The request: Search the records below for the word "this". Pull out each line that has it.

........

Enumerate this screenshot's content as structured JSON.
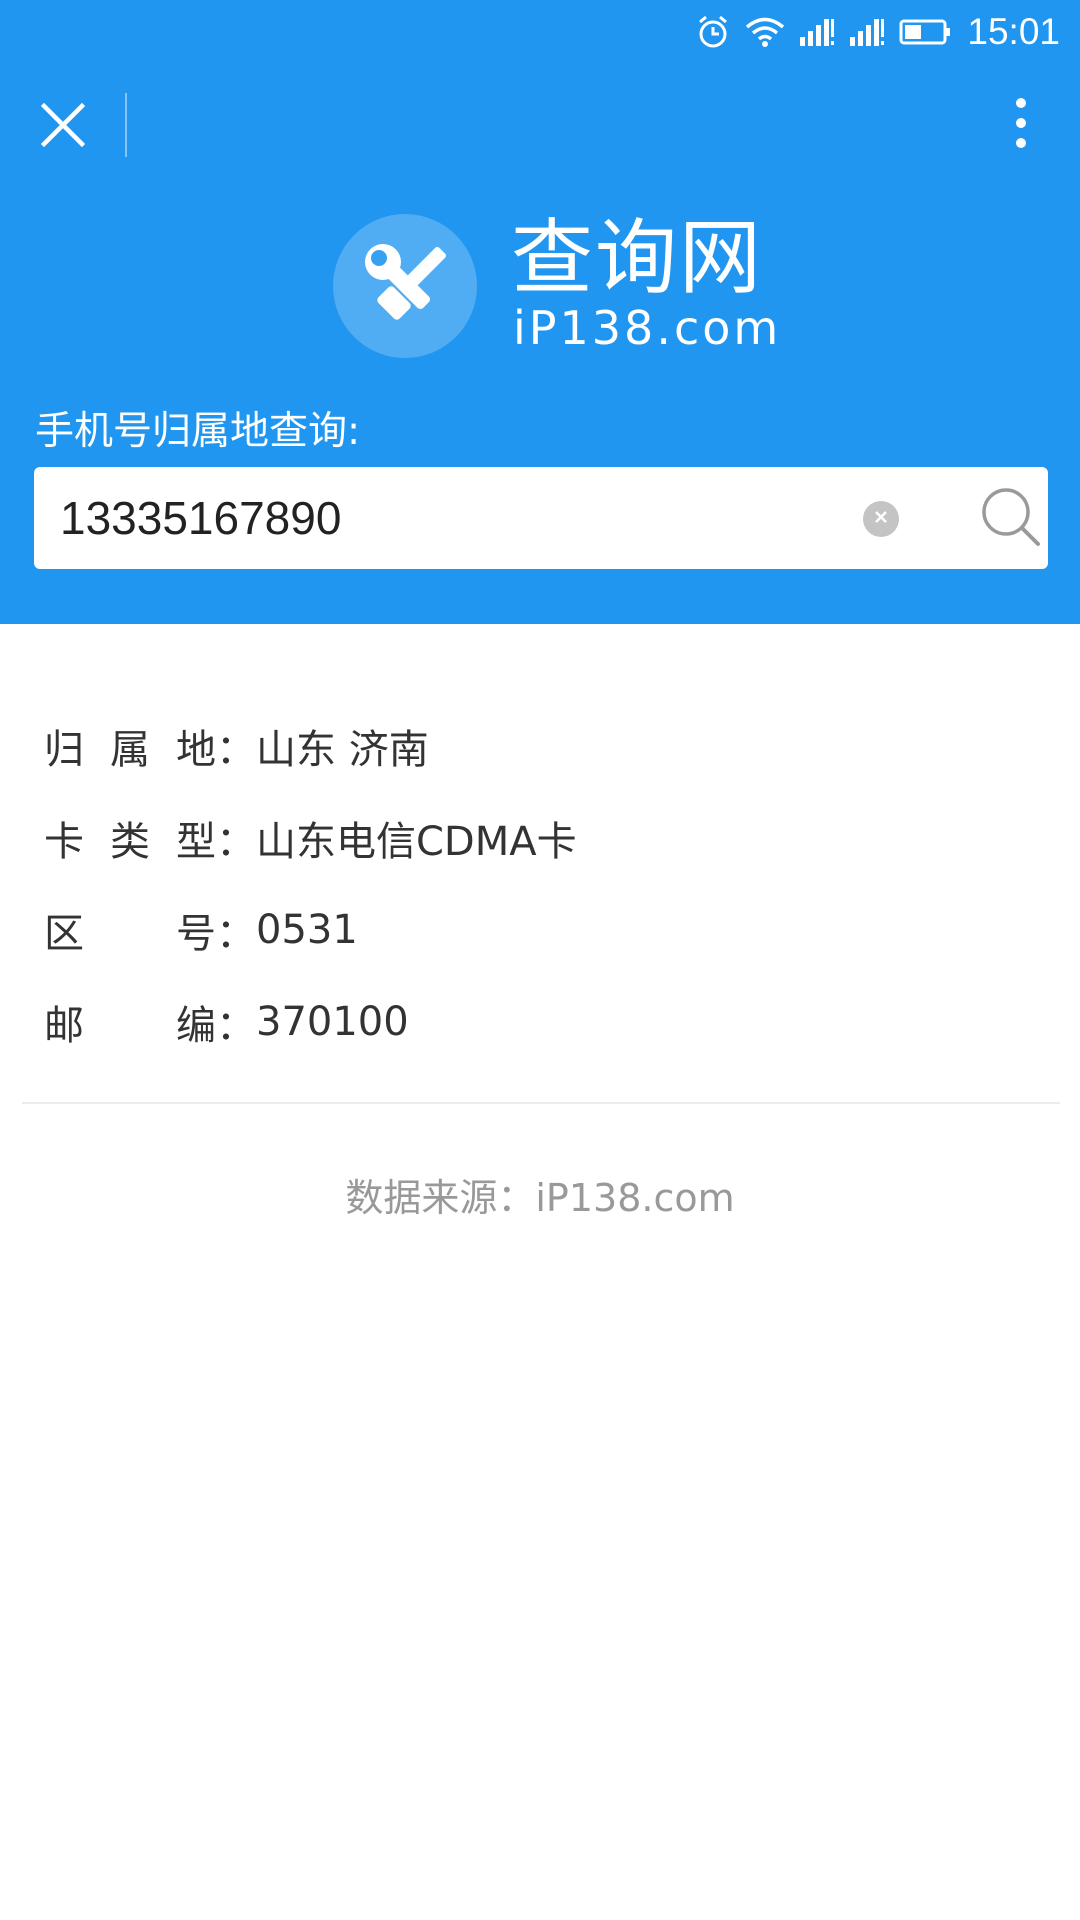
{
  "status_bar": {
    "time": "15:01",
    "icons": [
      "alarm-icon",
      "wifi-icon",
      "signal-icon",
      "signal-icon",
      "battery-icon"
    ]
  },
  "toolbar": {
    "close_icon": "close-icon",
    "more_icon": "more-vert-icon"
  },
  "logo": {
    "title": "查询网",
    "domain": "iP138.com",
    "icon": "tools-icon"
  },
  "search": {
    "label": "手机号归属地查询:",
    "value": "13335167890",
    "clear_icon": "clear-icon",
    "search_icon": "search-icon"
  },
  "results": [
    {
      "label": "归属地",
      "value": "山东 济南"
    },
    {
      "label": "卡类型",
      "value": "山东电信CDMA卡"
    },
    {
      "label": "区号",
      "value": "0531"
    },
    {
      "label": "邮编",
      "value": "370100"
    }
  ],
  "results_separator": "：",
  "footer": {
    "source": "数据来源：iP138.com"
  },
  "colors": {
    "primary": "#2196f0",
    "text": "#333333",
    "muted": "#999999"
  }
}
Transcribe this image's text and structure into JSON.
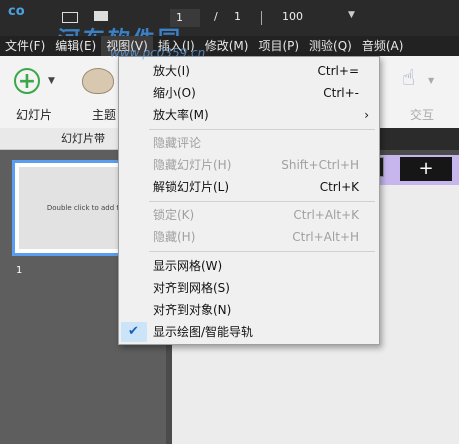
{
  "titlebar": {
    "logo": "co",
    "page_current": "1",
    "page_sep": "/",
    "page_total": "1",
    "zoom": "100",
    "watermark_line1": "河东软件园",
    "watermark_line2": "www.pc0359.cn"
  },
  "menubar": {
    "items": [
      "文件(F)",
      "编辑(E)",
      "视图(V)",
      "插入(I)",
      "修改(M)",
      "项目(P)",
      "测验(Q)",
      "音频(A)"
    ]
  },
  "ribbon": {
    "slide_label": "幻灯片",
    "theme_label": "主题",
    "interact_label": "交互"
  },
  "panel": {
    "header": "幻灯片带",
    "thumb_text": "Double click to add title",
    "thumb_number": "1"
  },
  "view_menu": {
    "items": [
      {
        "label": "放大(I)",
        "shortcut": "Ctrl+=",
        "disabled": false
      },
      {
        "label": "缩小(O)",
        "shortcut": "Ctrl+-",
        "disabled": false
      },
      {
        "label": "放大率(M)",
        "shortcut": "",
        "disabled": false,
        "submenu": true
      },
      {
        "label": "隐藏评论",
        "shortcut": "",
        "disabled": true
      },
      {
        "label": "隐藏幻灯片(H)",
        "shortcut": "Shift+Ctrl+H",
        "disabled": true
      },
      {
        "label": "解锁幻灯片(L)",
        "shortcut": "Ctrl+K",
        "disabled": false
      },
      {
        "label": "锁定(K)",
        "shortcut": "Ctrl+Alt+K",
        "disabled": true
      },
      {
        "label": "隐藏(H)",
        "shortcut": "Ctrl+Alt+H",
        "disabled": true
      },
      {
        "label": "显示网格(W)",
        "shortcut": "",
        "disabled": false
      },
      {
        "label": "对齐到网格(S)",
        "shortcut": "",
        "disabled": false
      },
      {
        "label": "对齐到对象(N)",
        "shortcut": "",
        "disabled": false
      },
      {
        "label": "显示绘图/智能导轨",
        "shortcut": "",
        "disabled": false,
        "checked": true
      }
    ]
  },
  "colors": {
    "accent": "#5b9df0",
    "app_dark": "#2a2a2a",
    "menu_bg": "#f0f0f0",
    "check_bg": "#cce4f7",
    "strip_purple": "#c7b6ee"
  }
}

........

Correct answer:
Enumerate this screenshot's content as structured JSON.
Transcribe this image's text and structure into JSON.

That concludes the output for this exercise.